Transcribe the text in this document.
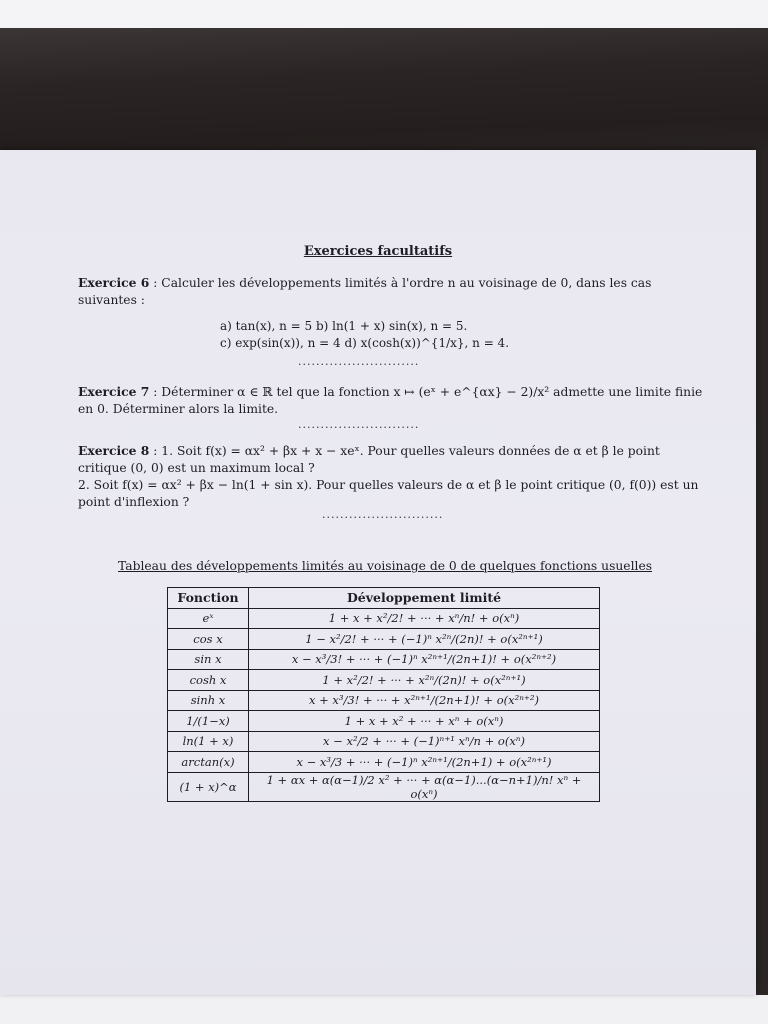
Exercices facultatifs
Exercice 6 : Calculer les développements limités à l'ordre n au voisinage de 0, dans les cas suivantes :
a) tan(x), n = 5 b) ln(1 + x) sin(x), n = 5.
c) exp(sin(x)), n = 4 d) x(cosh(x))^{1/x}, n = 4.
...........................
Exercice 7 : Déterminer α ∈ ℝ tel que la fonction x ↦ (eˣ + e^{αx} − 2)/x² admette une limite finie en 0. Déterminer alors la limite.
...........................
Exercice 8 : 1. Soit f(x) = αx² + βx + x − xeˣ. Pour quelles valeurs données de α et β le point critique (0, 0) est un maximum local ?
2. Soit f(x) = αx² + βx − ln(1 + sin x). Pour quelles valeurs de α et β le point critique (0, f(0)) est un point d'inflexion ?
...........................
Tableau des développements limités au voisinage de 0 de quelques fonctions usuelles
Fonction	Développement limité
eˣ	1 + x + x²/2! + ··· + xⁿ/n! + o(xⁿ)
cos x	1 − x²/2! + ··· + (−1)ⁿ x²ⁿ/(2n)! + o(x²ⁿ⁺¹)
sin x	x − x³/3! + ··· + (−1)ⁿ x²ⁿ⁺¹/(2n+1)! + o(x²ⁿ⁺²)
cosh x	1 + x²/2! + ··· + x²ⁿ/(2n)! + o(x²ⁿ⁺¹)
sinh x	x + x³/3! + ··· + x²ⁿ⁺¹/(2n+1)! + o(x²ⁿ⁺²)
1/(1−x)	1 + x + x² + ··· + xⁿ + o(xⁿ)
ln(1 + x)	x − x²/2 + ··· + (−1)ⁿ⁺¹ xⁿ/n + o(xⁿ)
arctan(x)	x − x³/3 + ··· + (−1)ⁿ x²ⁿ⁺¹/(2n+1) + o(x²ⁿ⁺¹)
(1 + x)^α	1 + αx + α(α−1)/2 x² + ··· + α(α−1)...(α−n+1)/n! xⁿ + o(xⁿ)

^^^^

| What is required |
Write the listing above out again exactly, dropping each image.

| Correct result |
Transcribe the text in this document.
Exercices facultatifs
Exercice 6 : Calculer les développements limités à l'ordre n au voisinage de 0, dans les cas suivantes :
a) tan(x), n = 5 b) ln(1 + x) sin(x), n = 5.
c) exp(sin(x)), n = 4 d) x(cosh(x))^{1/x}, n = 4.
...........................
Exercice 7 : Déterminer α ∈ ℝ tel que la fonction x ↦ (eˣ + e^{αx} − 2)/x² admette une limite finie en 0. Déterminer alors la limite.
...........................
Exercice 8 : 1. Soit f(x) = αx² + βx + x − xeˣ. Pour quelles valeurs données de α et β le point critique (0, 0) est un maximum local ?
2. Soit f(x) = αx² + βx − ln(1 + sin x). Pour quelles valeurs de α et β le point critique (0, f(0)) est un point d'inflexion ?
...........................
Tableau des développements limités au voisinage de 0 de quelques fonctions usuelles
Fonction	Développement limité
eˣ	1 + x + x²/2! + ··· + xⁿ/n! + o(xⁿ)
cos x	1 − x²/2! + ··· + (−1)ⁿ x²ⁿ/(2n)! + o(x²ⁿ⁺¹)
sin x	x − x³/3! + ··· + (−1)ⁿ x²ⁿ⁺¹/(2n+1)! + o(x²ⁿ⁺²)
cosh x	1 + x²/2! + ··· + x²ⁿ/(2n)! + o(x²ⁿ⁺¹)
sinh x	x + x³/3! + ··· + x²ⁿ⁺¹/(2n+1)! + o(x²ⁿ⁺²)
1/(1−x)	1 + x + x² + ··· + xⁿ + o(xⁿ)
ln(1 + x)	x − x²/2 + ··· + (−1)ⁿ⁺¹ xⁿ/n + o(xⁿ)
arctan(x)	x − x³/3 + ··· + (−1)ⁿ x²ⁿ⁺¹/(2n+1) + o(x²ⁿ⁺¹)
(1 + x)^α	1 + αx + α(α−1)/2 x² + ··· + α(α−1)...(α−n+1)/n! xⁿ + o(xⁿ)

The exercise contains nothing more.